_PROVIDED RECORDS_:

--

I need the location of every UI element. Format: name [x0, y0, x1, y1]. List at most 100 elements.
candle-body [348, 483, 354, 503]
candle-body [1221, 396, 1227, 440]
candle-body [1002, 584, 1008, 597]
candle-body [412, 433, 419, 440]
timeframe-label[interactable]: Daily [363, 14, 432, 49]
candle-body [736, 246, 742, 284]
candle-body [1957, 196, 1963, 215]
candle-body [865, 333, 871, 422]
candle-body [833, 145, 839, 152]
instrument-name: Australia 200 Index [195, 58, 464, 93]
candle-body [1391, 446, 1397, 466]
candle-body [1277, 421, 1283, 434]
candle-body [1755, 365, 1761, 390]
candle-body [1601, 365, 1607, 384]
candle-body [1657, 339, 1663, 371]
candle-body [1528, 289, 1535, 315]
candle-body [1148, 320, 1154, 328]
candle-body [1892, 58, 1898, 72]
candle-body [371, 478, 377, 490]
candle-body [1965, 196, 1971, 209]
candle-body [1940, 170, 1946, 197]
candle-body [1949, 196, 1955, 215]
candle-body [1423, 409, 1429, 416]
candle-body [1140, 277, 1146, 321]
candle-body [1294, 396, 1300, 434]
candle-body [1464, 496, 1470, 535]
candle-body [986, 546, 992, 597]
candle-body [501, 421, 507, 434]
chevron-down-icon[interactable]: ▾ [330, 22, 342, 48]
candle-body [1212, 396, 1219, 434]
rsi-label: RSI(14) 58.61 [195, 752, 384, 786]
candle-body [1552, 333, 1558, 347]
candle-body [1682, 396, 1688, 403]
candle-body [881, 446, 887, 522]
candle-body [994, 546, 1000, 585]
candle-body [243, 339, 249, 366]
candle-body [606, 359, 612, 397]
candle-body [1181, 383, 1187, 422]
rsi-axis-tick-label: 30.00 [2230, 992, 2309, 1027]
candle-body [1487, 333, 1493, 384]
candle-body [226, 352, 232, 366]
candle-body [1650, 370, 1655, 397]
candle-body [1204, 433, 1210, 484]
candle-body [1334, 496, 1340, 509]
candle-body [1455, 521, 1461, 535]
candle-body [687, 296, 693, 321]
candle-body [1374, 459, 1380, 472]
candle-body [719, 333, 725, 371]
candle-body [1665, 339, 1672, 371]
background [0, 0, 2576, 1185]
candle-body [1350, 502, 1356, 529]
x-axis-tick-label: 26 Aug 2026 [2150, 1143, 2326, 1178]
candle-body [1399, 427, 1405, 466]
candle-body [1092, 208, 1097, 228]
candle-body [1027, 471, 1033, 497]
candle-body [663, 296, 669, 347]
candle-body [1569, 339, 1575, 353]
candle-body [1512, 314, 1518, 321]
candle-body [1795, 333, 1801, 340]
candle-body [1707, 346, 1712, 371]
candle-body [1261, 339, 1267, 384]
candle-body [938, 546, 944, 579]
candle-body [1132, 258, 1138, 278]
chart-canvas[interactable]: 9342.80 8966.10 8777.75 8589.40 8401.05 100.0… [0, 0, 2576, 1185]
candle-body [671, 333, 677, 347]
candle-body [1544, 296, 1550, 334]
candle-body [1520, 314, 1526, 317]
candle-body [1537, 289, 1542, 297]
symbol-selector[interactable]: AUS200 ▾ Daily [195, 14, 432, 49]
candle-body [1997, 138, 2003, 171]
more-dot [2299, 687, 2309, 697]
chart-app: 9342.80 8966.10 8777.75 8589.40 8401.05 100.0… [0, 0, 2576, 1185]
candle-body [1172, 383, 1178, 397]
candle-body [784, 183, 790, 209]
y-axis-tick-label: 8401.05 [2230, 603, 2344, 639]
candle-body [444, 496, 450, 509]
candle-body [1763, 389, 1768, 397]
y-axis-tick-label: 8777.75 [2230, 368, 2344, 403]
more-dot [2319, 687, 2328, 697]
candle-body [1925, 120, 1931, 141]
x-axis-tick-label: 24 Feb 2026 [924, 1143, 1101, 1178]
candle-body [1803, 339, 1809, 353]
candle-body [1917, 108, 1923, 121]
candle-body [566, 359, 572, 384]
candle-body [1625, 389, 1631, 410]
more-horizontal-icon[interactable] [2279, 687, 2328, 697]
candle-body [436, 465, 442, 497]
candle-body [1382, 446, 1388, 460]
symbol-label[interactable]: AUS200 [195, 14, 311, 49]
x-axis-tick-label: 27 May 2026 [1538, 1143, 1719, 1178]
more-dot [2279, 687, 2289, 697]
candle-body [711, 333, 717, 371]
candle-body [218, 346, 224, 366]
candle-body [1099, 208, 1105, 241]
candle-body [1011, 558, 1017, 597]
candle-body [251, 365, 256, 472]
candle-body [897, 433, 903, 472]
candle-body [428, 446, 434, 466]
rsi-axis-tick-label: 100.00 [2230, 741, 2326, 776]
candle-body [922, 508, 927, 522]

--

_DO THIS_:
Pick out every line above that contains the string "icon", treating uppercase and lowercase as different.

_THE COMPLETED TASK_:
chevron-down-icon[interactable]: ▾ [330, 22, 342, 48]
more-horizontal-icon[interactable] [2279, 687, 2328, 697]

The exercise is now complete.